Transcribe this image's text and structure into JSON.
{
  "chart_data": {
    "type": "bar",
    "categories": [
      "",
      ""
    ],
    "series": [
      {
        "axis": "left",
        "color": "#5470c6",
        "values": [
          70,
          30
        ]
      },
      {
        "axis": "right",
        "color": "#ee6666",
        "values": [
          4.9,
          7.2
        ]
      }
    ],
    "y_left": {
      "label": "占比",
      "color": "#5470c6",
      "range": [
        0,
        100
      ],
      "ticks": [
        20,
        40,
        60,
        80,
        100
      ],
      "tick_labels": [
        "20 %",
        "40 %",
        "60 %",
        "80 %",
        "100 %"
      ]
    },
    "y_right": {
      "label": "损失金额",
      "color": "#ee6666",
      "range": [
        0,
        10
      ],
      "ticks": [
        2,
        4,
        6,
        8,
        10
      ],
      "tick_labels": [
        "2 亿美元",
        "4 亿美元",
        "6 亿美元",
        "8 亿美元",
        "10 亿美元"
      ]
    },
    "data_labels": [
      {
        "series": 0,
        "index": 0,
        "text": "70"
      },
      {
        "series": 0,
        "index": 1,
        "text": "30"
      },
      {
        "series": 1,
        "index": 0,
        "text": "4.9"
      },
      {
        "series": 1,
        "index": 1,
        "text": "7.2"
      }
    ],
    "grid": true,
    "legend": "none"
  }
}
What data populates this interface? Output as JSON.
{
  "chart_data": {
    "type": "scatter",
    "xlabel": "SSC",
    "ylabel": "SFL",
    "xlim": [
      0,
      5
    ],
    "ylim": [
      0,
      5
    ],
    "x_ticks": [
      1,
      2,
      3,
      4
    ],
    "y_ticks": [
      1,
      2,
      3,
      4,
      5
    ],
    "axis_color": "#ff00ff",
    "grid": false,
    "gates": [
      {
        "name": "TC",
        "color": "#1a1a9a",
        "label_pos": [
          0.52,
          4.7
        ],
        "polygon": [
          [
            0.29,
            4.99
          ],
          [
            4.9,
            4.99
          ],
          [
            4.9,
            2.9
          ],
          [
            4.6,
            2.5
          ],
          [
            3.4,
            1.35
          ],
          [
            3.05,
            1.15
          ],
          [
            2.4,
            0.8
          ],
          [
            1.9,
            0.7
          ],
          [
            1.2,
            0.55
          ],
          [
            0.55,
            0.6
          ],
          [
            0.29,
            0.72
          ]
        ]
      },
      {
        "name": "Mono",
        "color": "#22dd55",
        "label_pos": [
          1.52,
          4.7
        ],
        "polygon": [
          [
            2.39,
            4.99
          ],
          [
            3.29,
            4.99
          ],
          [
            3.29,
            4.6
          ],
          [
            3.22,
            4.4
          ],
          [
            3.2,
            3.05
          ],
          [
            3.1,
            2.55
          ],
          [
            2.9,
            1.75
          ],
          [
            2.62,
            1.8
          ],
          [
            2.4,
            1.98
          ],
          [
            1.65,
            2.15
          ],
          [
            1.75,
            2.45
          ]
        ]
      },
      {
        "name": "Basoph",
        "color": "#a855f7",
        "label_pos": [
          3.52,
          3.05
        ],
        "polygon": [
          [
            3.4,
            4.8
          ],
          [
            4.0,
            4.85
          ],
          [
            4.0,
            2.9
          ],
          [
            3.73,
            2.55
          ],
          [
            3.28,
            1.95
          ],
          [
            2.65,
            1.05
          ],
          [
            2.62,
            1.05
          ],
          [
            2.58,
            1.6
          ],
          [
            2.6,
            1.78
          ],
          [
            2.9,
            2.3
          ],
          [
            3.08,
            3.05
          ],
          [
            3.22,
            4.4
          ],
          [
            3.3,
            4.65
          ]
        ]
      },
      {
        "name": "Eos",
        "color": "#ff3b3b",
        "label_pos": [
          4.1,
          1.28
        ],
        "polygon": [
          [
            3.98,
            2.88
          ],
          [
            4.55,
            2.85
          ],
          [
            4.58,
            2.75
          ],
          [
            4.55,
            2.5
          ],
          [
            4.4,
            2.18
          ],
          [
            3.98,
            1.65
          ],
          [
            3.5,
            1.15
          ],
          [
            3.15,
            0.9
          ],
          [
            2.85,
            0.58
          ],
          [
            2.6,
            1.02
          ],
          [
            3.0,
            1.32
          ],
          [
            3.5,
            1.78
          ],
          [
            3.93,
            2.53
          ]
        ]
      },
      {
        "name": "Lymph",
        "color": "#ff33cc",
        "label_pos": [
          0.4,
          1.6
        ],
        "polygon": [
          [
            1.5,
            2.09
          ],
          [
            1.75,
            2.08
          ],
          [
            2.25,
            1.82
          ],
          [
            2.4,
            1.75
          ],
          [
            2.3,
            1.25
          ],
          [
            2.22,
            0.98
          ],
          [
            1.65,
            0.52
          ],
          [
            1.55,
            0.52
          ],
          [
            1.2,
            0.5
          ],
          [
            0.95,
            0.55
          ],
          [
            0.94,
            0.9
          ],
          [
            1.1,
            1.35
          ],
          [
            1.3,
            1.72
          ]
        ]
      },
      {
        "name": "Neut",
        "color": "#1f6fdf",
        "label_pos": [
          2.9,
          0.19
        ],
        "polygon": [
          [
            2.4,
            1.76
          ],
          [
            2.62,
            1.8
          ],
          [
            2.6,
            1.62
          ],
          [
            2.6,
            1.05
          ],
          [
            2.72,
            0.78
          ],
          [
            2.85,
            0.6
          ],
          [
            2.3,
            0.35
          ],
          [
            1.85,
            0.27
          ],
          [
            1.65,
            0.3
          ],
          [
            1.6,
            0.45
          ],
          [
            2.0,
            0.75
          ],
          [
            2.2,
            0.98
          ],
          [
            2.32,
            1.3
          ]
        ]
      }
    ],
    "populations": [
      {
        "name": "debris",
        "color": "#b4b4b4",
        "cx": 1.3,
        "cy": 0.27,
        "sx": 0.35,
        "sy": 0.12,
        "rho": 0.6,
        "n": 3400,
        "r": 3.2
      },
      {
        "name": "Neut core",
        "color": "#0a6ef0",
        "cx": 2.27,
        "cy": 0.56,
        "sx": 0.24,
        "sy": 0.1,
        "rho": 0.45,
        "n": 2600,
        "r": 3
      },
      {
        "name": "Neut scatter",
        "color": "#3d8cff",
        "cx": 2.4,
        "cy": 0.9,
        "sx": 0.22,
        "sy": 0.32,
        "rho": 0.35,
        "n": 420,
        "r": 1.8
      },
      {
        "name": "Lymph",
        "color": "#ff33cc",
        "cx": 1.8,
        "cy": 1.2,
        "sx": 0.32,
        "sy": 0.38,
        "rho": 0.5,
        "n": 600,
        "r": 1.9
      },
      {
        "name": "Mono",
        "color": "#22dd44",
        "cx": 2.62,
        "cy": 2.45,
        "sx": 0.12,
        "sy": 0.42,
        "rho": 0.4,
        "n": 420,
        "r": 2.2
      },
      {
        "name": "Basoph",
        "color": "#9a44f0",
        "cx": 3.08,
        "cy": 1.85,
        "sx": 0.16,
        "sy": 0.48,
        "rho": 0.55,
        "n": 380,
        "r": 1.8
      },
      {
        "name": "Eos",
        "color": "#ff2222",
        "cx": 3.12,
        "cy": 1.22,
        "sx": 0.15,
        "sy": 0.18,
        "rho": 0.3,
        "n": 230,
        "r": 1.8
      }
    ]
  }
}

_ _ _ _ _

> **The exercise**:
Each record above must be given again exactly.

> **Solved problem**:
Transcribe this image's text and structure into JSON.
{
  "chart_data": {
    "type": "bar",
    "categories": [
      "",
      ""
    ],
    "series": [
      {
        "axis": "left",
        "color": "#5470c6",
        "values": [
          70,
          30
        ]
      },
      {
        "axis": "right",
        "color": "#ee6666",
        "values": [
          4.9,
          7.2
        ]
      }
    ],
    "y_left": {
      "label": "占比",
      "color": "#5470c6",
      "range": [
        0,
        100
      ],
      "ticks": [
        20,
        40,
        60,
        80,
        100
      ],
      "tick_labels": [
        "20 %",
        "40 %",
        "60 %",
        "80 %",
        "100 %"
      ]
    },
    "y_right": {
      "label": "损失金额",
      "color": "#ee6666",
      "range": [
        0,
        10
      ],
      "ticks": [
        2,
        4,
        6,
        8,
        10
      ],
      "tick_labels": [
        "2 亿美元",
        "4 亿美元",
        "6 亿美元",
        "8 亿美元",
        "10 亿美元"
      ]
    },
    "data_labels": [
      {
        "series": 0,
        "index": 0,
        "text": "70"
      },
      {
        "series": 0,
        "index": 1,
        "text": "30"
      },
      {
        "series": 1,
        "index": 0,
        "text": "4.9"
      },
      {
        "series": 1,
        "index": 1,
        "text": "7.2"
      }
    ],
    "grid": true,
    "legend": "none"
  }
}
What data populates this interface? Output as JSON.
{
  "chart_data": {
    "type": "scatter",
    "xlabel": "SSC",
    "ylabel": "SFL",
    "xlim": [
      0,
      5
    ],
    "ylim": [
      0,
      5
    ],
    "x_ticks": [
      1,
      2,
      3,
      4
    ],
    "y_ticks": [
      1,
      2,
      3,
      4,
      5
    ],
    "axis_color": "#ff00ff",
    "grid": false,
    "gates": [
      {
        "name": "TC",
        "color": "#1a1a9a",
        "label_pos": [
          0.52,
          4.7
        ],
        "polygon": [
          [
            0.29,
            4.99
          ],
          [
            4.9,
            4.99
          ],
          [
            4.9,
            2.9
          ],
          [
            4.6,
            2.5
          ],
          [
            3.4,
            1.35
          ],
          [
            3.05,
            1.15
          ],
          [
            2.4,
            0.8
          ],
          [
            1.9,
            0.7
          ],
          [
            1.2,
            0.55
          ],
          [
            0.55,
            0.6
          ],
          [
            0.29,
            0.72
          ]
        ]
      },
      {
        "name": "Mono",
        "color": "#22dd55",
        "label_pos": [
          1.52,
          4.7
        ],
        "polygon": [
          [
            2.39,
            4.99
          ],
          [
            3.29,
            4.99
          ],
          [
            3.29,
            4.6
          ],
          [
            3.22,
            4.4
          ],
          [
            3.2,
            3.05
          ],
          [
            3.1,
            2.55
          ],
          [
            2.9,
            1.75
          ],
          [
            2.62,
            1.8
          ],
          [
            2.4,
            1.98
          ],
          [
            1.65,
            2.15
          ],
          [
            1.75,
            2.45
          ]
        ]
      },
      {
        "name": "Basoph",
        "color": "#a855f7",
        "label_pos": [
          3.52,
          3.05
        ],
        "polygon": [
          [
            3.4,
            4.8
          ],
          [
            4.0,
            4.85
          ],
          [
            4.0,
            2.9
          ],
          [
            3.73,
            2.55
          ],
          [
            3.28,
            1.95
          ],
          [
            2.65,
            1.05
          ],
          [
            2.62,
            1.05
          ],
          [
            2.58,
            1.6
          ],
          [
            2.6,
            1.78
          ],
          [
            2.9,
            2.3
          ],
          [
            3.08,
            3.05
          ],
          [
            3.22,
            4.4
          ],
          [
            3.3,
            4.65
          ]
        ]
      },
      {
        "name": "Eos",
        "color": "#ff3b3b",
        "label_pos": [
          4.1,
          1.28
        ],
        "polygon": [
          [
            3.98,
            2.88
          ],
          [
            4.55,
            2.85
          ],
          [
            4.58,
            2.75
          ],
          [
            4.55,
            2.5
          ],
          [
            4.4,
            2.18
          ],
          [
            3.98,
            1.65
          ],
          [
            3.5,
            1.15
          ],
          [
            3.15,
            0.9
          ],
          [
            2.85,
            0.58
          ],
          [
            2.6,
            1.02
          ],
          [
            3.0,
            1.32
          ],
          [
            3.5,
            1.78
          ],
          [
            3.93,
            2.53
          ]
        ]
      },
      {
        "name": "Lymph",
        "color": "#ff33cc",
        "label_pos": [
          0.4,
          1.6
        ],
        "polygon": [
          [
            1.5,
            2.09
          ],
          [
            1.75,
            2.08
          ],
          [
            2.25,
            1.82
          ],
          [
            2.4,
            1.75
          ],
          [
            2.3,
            1.25
          ],
          [
            2.22,
            0.98
          ],
          [
            1.65,
            0.52
          ],
          [
            1.55,
            0.52
          ],
          [
            1.2,
            0.5
          ],
          [
            0.95,
            0.55
          ],
          [
            0.94,
            0.9
          ],
          [
            1.1,
            1.35
          ],
          [
            1.3,
            1.72
          ]
        ]
      },
      {
        "name": "Neut",
        "color": "#1f6fdf",
        "label_pos": [
          2.9,
          0.19
        ],
        "polygon": [
          [
            2.4,
            1.76
          ],
          [
            2.62,
            1.8
          ],
          [
            2.6,
            1.62
          ],
          [
            2.6,
            1.05
          ],
          [
            2.72,
            0.78
          ],
          [
            2.85,
            0.6
          ],
          [
            2.3,
            0.35
          ],
          [
            1.85,
            0.27
          ],
          [
            1.65,
            0.3
          ],
          [
            1.6,
            0.45
          ],
          [
            2.0,
            0.75
          ],
          [
            2.2,
            0.98
          ],
          [
            2.32,
            1.3
          ]
        ]
      }
    ],
    "populations": [
      {
        "name": "debris",
        "color": "#b4b4b4",
        "cx": 1.3,
        "cy": 0.27,
        "sx": 0.35,
        "sy": 0.12,
        "rho": 0.6,
        "n": 3400,
        "r": 3.2
      },
      {
        "name": "Neut core",
        "color": "#0a6ef0",
        "cx": 2.27,
        "cy": 0.56,
        "sx": 0.24,
        "sy": 0.1,
        "rho": 0.45,
        "n": 2600,
        "r": 3
      },
      {
        "name": "Neut scatter",
        "color": "#3d8cff",
        "cx": 2.4,
        "cy": 0.9,
        "sx": 0.22,
        "sy": 0.32,
        "rho": 0.35,
        "n": 420,
        "r": 1.8
      },
      {
        "name": "Lymph",
        "color": "#ff33cc",
        "cx": 1.8,
        "cy": 1.2,
        "sx": 0.32,
        "sy": 0.38,
        "rho": 0.5,
        "n": 600,
        "r": 1.9
      },
      {
        "name": "Mono",
        "color": "#22dd44",
        "cx": 2.62,
        "cy": 2.45,
        "sx": 0.12,
        "sy": 0.42,
        "rho": 0.4,
        "n": 420,
        "r": 2.2
      },
      {
        "name": "Basoph",
        "color": "#9a44f0",
        "cx": 3.08,
        "cy": 1.85,
        "sx": 0.16,
        "sy": 0.48,
        "rho": 0.55,
        "n": 380,
        "r": 1.8
      },
      {
        "name": "Eos",
        "color": "#ff2222",
        "cx": 3.12,
        "cy": 1.22,
        "sx": 0.15,
        "sy": 0.18,
        "rho": 0.3,
        "n": 230,
        "r": 1.8
      }
    ]
  }
}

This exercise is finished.